# START OF Supplied records

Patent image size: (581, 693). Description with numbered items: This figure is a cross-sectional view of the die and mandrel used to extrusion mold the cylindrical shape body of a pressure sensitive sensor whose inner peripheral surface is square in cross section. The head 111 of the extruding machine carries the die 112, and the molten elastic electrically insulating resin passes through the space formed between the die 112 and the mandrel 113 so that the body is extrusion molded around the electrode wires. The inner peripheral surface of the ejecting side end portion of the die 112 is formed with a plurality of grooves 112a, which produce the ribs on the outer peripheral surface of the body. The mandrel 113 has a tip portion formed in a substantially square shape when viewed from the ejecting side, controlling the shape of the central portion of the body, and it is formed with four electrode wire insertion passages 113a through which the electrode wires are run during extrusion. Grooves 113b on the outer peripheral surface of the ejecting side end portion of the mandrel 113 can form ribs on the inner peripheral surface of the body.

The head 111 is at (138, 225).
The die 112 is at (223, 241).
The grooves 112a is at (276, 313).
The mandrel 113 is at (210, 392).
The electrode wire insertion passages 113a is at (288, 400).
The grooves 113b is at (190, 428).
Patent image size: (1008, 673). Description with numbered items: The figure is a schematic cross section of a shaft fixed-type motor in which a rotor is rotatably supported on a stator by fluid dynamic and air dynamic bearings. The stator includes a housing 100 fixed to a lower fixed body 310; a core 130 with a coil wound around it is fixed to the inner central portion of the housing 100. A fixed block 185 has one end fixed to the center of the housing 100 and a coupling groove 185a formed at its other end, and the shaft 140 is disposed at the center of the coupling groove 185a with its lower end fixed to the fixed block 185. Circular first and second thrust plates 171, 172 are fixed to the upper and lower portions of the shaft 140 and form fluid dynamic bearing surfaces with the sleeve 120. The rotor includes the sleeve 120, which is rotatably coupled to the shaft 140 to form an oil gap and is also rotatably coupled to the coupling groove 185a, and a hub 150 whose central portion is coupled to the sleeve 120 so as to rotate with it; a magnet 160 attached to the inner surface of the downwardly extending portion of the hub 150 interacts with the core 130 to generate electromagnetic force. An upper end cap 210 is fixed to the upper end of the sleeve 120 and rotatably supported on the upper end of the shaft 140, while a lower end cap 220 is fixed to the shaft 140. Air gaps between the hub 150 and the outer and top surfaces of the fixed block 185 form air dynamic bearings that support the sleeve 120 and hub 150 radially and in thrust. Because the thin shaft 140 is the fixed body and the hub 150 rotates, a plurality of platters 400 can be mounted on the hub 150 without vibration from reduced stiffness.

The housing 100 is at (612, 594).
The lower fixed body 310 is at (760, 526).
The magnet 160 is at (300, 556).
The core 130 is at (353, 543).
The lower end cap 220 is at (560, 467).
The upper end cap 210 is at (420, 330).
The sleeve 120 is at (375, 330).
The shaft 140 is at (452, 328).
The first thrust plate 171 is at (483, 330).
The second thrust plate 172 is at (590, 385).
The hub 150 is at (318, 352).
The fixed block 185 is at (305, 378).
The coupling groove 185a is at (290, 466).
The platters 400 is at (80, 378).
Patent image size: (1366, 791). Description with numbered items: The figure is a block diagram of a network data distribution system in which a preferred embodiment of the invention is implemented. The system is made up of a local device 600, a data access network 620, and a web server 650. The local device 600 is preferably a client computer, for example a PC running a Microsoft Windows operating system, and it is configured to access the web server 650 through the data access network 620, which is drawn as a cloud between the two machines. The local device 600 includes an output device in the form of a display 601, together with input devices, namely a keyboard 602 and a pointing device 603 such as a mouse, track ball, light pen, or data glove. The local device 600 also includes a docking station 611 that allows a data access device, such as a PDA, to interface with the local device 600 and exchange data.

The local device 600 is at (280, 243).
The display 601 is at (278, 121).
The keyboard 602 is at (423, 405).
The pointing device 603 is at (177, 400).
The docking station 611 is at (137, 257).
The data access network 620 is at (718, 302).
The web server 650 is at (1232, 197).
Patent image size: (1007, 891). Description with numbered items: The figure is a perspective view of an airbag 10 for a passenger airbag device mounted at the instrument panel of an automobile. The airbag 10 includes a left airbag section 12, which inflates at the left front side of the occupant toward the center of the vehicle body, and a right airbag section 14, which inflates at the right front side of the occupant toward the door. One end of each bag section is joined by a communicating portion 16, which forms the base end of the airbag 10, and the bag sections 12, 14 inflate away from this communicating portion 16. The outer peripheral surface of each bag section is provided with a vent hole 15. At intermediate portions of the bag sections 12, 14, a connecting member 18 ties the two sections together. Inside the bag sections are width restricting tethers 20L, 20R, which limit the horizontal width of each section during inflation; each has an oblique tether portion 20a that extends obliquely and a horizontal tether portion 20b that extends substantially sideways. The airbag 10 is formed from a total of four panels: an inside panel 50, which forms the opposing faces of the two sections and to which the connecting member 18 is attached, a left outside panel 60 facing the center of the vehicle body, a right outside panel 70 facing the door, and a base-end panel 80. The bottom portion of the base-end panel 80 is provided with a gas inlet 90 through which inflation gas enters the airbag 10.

# END OF Supplied records

• [Short problem]
Retype the data from its first line through the line containing "The grooves 113b is at (190, 428).", keeping both of those lines.

• [Response to this exercise]
Patent image size: (581, 693). Description with numbered items: This figure is a cross-sectional view of the die and mandrel used to extrusion mold the cylindrical shape body of a pressure sensitive sensor whose inner peripheral surface is square in cross section. The head 111 of the extruding machine carries the die 112, and the molten elastic electrically insulating resin passes through the space formed between the die 112 and the mandrel 113 so that the body is extrusion molded around the electrode wires. The inner peripheral surface of the ejecting side end portion of the die 112 is formed with a plurality of grooves 112a, which produce the ribs on the outer peripheral surface of the body. The mandrel 113 has a tip portion formed in a substantially square shape when viewed from the ejecting side, controlling the shape of the central portion of the body, and it is formed with four electrode wire insertion passages 113a through which the electrode wires are run during extrusion. Grooves 113b on the outer peripheral surface of the ejecting side end portion of the mandrel 113 can form ribs on the inner peripheral surface of the body.

The head 111 is at (138, 225).
The die 112 is at (223, 241).
The grooves 112a is at (276, 313).
The mandrel 113 is at (210, 392).
The electrode wire insertion passages 113a is at (288, 400).
The grooves 113b is at (190, 428).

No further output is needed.